Travail à effectuer: Dénombrez les lignes du matériau ci-dessous qui contiennent la chaîne « vector », puis indiquez uniquement ce nombre.

── Matériau à traiter

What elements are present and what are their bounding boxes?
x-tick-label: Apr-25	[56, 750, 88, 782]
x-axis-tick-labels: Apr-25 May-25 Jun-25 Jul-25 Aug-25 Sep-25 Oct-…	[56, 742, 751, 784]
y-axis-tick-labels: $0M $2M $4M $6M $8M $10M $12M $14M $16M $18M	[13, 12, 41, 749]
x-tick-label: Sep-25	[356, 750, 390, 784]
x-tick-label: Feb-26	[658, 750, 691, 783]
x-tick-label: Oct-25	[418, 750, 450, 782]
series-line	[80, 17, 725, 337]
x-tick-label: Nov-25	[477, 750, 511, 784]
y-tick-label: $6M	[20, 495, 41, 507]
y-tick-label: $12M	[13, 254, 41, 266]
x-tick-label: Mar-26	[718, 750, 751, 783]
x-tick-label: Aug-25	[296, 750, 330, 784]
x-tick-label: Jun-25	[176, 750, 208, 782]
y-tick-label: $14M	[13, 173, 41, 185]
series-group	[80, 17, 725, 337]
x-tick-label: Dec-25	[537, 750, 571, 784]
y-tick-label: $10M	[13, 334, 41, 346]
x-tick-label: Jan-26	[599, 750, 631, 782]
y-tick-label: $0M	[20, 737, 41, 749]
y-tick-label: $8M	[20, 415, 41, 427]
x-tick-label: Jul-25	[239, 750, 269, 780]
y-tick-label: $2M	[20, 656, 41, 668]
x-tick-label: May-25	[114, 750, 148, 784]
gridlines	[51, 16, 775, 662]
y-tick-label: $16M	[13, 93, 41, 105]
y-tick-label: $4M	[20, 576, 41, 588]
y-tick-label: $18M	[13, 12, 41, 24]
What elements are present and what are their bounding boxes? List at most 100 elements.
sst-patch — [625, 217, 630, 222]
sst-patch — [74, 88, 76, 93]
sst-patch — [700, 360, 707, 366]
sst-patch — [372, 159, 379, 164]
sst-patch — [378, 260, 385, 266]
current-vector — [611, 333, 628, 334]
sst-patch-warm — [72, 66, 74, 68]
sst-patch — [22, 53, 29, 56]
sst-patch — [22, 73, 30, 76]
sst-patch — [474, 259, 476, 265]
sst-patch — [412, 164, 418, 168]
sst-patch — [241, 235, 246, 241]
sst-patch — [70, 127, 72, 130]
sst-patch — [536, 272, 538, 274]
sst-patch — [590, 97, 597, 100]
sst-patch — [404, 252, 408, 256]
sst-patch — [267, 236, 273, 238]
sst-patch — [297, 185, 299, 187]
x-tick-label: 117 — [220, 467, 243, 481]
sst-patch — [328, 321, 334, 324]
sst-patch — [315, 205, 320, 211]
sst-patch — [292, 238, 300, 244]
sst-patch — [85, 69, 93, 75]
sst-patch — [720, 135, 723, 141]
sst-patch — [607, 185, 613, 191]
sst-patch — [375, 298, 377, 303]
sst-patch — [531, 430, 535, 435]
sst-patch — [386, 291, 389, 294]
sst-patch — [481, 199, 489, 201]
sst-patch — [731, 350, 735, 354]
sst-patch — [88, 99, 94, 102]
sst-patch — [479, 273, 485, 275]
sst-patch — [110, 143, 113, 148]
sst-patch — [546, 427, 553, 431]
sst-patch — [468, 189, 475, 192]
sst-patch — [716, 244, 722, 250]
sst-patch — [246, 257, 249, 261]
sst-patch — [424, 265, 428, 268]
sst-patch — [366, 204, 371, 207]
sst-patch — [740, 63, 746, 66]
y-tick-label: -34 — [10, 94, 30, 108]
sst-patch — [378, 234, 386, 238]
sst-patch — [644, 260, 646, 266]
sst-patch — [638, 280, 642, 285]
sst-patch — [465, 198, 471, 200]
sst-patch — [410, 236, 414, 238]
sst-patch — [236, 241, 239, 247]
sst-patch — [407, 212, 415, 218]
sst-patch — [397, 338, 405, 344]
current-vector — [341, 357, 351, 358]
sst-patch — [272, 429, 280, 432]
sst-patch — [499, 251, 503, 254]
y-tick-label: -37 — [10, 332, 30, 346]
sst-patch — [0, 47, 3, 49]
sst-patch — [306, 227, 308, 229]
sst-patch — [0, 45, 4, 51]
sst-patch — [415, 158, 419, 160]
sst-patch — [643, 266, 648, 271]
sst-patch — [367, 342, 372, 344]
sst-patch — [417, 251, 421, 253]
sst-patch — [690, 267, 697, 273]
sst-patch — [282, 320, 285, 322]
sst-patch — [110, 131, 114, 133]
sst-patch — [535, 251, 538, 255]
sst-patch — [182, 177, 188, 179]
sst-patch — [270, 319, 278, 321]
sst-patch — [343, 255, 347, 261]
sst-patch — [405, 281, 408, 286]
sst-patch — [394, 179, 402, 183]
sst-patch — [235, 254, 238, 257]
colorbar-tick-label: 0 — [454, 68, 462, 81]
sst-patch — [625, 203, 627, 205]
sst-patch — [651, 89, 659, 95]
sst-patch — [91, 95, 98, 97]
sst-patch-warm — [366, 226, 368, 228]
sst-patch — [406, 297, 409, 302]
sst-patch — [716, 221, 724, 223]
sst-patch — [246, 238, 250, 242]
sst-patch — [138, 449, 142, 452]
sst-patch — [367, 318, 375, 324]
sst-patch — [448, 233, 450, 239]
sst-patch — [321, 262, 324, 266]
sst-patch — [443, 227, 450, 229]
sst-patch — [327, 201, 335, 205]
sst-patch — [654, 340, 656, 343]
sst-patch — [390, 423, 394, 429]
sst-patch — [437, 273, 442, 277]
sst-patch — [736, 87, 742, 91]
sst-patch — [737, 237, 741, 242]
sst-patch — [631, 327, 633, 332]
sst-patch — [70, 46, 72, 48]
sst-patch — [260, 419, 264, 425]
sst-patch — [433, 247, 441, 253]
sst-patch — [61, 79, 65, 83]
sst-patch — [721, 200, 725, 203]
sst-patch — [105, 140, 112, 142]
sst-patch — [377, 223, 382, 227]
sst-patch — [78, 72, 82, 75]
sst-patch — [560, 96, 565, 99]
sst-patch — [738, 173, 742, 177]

────

Résultat final: 2